**Your instructions:** Retype the full set of records. Keep every character identical.

**Information given:**
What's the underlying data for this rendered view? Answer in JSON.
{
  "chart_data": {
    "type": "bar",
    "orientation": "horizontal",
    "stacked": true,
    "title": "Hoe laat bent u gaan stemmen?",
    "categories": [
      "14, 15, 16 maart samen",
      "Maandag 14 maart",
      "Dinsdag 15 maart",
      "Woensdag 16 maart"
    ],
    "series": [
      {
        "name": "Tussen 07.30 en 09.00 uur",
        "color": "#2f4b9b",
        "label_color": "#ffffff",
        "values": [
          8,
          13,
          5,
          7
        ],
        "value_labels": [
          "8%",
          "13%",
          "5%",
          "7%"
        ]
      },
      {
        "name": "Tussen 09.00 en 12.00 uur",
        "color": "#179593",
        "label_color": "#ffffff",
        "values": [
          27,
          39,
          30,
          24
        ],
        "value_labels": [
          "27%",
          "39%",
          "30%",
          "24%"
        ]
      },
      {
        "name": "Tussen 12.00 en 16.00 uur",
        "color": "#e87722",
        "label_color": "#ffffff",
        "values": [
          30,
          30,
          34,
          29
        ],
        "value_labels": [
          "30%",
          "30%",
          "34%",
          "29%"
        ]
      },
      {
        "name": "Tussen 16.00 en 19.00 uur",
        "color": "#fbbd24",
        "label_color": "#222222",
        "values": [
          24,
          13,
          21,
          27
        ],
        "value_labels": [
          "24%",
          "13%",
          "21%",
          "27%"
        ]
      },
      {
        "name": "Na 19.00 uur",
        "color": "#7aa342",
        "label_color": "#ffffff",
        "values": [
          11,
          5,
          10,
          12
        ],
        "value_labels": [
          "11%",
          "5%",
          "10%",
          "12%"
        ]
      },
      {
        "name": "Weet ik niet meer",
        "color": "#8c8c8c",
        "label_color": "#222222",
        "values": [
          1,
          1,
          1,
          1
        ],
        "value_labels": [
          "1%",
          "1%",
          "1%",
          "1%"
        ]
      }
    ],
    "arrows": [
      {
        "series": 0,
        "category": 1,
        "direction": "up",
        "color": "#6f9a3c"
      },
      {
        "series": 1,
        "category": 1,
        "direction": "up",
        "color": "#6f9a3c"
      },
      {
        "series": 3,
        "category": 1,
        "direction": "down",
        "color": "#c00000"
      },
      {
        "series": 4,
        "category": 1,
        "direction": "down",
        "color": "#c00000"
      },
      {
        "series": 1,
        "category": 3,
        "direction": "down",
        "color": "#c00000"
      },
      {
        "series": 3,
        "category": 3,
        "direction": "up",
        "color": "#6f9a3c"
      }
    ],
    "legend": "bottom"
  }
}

**Correct response:**
What's the underlying data for this rendered view? Answer in JSON.
{
  "chart_data": {
    "type": "bar",
    "orientation": "horizontal",
    "stacked": true,
    "title": "Hoe laat bent u gaan stemmen?",
    "categories": [
      "14, 15, 16 maart samen",
      "Maandag 14 maart",
      "Dinsdag 15 maart",
      "Woensdag 16 maart"
    ],
    "series": [
      {
        "name": "Tussen 07.30 en 09.00 uur",
        "color": "#2f4b9b",
        "label_color": "#ffffff",
        "values": [
          8,
          13,
          5,
          7
        ],
        "value_labels": [
          "8%",
          "13%",
          "5%",
          "7%"
        ]
      },
      {
        "name": "Tussen 09.00 en 12.00 uur",
        "color": "#179593",
        "label_color": "#ffffff",
        "values": [
          27,
          39,
          30,
          24
        ],
        "value_labels": [
          "27%",
          "39%",
          "30%",
          "24%"
        ]
      },
      {
        "name": "Tussen 12.00 en 16.00 uur",
        "color": "#e87722",
        "label_color": "#ffffff",
        "values": [
          30,
          30,
          34,
          29
        ],
        "value_labels": [
          "30%",
          "30%",
          "34%",
          "29%"
        ]
      },
      {
        "name": "Tussen 16.00 en 19.00 uur",
        "color": "#fbbd24",
        "label_color": "#222222",
        "values": [
          24,
          13,
          21,
          27
        ],
        "value_labels": [
          "24%",
          "13%",
          "21%",
          "27%"
        ]
      },
      {
        "name": "Na 19.00 uur",
        "color": "#7aa342",
        "label_color": "#ffffff",
        "values": [
          11,
          5,
          10,
          12
        ],
        "value_labels": [
          "11%",
          "5%",
          "10%",
          "12%"
        ]
      },
      {
        "name": "Weet ik niet meer",
        "color": "#8c8c8c",
        "label_color": "#222222",
        "values": [
          1,
          1,
          1,
          1
        ],
        "value_labels": [
          "1%",
          "1%",
          "1%",
          "1%"
        ]
      }
    ],
    "arrows": [
      {
        "series": 0,
        "category": 1,
        "direction": "up",
        "color": "#6f9a3c"
      },
      {
        "series": 1,
        "category": 1,
        "direction": "up",
        "color": "#6f9a3c"
      },
      {
        "series": 3,
        "category": 1,
        "direction": "down",
        "color": "#c00000"
      },
      {
        "series": 4,
        "category": 1,
        "direction": "down",
        "color": "#c00000"
      },
      {
        "series": 1,
        "category": 3,
        "direction": "down",
        "color": "#c00000"
      },
      {
        "series": 3,
        "category": 3,
        "direction": "up",
        "color": "#6f9a3c"
      }
    ],
    "legend": "bottom"
  }
}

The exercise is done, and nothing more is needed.